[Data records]
————
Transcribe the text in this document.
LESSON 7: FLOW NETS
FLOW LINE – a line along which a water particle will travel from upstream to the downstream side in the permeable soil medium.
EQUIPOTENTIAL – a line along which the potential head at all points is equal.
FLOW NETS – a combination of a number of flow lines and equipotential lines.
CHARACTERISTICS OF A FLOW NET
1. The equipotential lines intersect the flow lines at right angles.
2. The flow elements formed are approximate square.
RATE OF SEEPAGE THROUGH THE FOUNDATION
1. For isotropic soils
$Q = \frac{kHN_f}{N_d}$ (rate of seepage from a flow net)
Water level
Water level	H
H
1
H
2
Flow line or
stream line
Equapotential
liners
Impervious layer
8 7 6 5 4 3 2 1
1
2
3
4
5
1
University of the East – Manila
————
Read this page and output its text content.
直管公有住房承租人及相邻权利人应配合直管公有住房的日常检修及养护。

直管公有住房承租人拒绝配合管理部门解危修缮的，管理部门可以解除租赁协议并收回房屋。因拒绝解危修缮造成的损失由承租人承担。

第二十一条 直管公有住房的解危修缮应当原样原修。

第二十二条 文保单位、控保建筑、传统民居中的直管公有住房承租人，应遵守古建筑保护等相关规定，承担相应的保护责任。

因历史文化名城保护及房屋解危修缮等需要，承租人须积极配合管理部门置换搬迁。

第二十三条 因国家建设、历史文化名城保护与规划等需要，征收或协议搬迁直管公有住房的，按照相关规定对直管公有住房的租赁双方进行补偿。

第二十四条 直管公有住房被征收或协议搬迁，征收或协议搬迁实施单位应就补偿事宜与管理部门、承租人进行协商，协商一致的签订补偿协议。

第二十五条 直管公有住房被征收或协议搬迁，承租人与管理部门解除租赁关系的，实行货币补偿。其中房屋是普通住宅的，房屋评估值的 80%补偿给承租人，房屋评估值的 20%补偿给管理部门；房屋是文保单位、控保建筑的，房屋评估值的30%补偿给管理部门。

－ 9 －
————
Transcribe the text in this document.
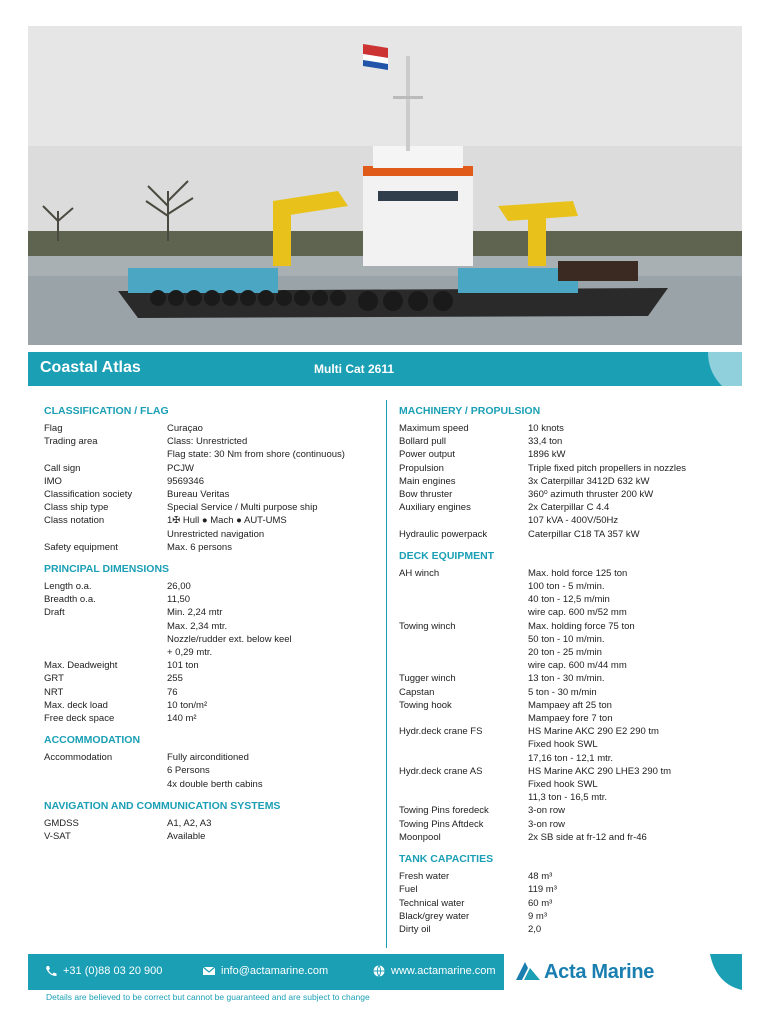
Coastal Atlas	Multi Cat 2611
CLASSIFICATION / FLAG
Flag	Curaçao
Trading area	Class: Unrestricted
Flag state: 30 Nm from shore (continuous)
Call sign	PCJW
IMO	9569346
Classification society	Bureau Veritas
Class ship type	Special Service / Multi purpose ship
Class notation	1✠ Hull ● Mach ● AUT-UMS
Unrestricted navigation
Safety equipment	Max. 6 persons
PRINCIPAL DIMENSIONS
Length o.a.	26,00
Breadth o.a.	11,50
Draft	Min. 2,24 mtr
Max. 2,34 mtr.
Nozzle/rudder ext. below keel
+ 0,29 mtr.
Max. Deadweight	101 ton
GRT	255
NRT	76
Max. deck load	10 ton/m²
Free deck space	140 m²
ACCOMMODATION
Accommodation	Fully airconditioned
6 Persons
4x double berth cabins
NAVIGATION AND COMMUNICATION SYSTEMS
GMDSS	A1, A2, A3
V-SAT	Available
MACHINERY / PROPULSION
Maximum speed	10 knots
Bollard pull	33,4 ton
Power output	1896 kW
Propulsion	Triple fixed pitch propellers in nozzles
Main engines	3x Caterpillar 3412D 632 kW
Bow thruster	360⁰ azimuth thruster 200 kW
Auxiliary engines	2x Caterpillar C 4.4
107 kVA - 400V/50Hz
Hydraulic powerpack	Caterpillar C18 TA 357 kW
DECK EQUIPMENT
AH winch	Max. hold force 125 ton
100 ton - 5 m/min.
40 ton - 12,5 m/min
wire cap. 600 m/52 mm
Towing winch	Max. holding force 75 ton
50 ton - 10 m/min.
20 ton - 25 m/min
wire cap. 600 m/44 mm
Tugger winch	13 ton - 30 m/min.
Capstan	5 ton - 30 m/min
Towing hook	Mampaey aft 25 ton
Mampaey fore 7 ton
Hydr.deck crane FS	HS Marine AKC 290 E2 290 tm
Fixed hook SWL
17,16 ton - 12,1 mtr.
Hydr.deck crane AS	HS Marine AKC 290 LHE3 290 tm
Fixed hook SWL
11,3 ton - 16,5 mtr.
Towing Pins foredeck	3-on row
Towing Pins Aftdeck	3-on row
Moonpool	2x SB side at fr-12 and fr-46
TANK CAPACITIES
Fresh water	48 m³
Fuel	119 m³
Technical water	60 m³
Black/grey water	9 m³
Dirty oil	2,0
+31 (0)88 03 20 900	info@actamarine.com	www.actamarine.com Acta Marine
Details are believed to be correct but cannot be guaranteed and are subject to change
————
## Aim of the exercise
Search the data above for the string "Pins" and copy each line that has it.

## The output
Towing Pins foredeck	3-on row
Towing Pins Aftdeck	3-on row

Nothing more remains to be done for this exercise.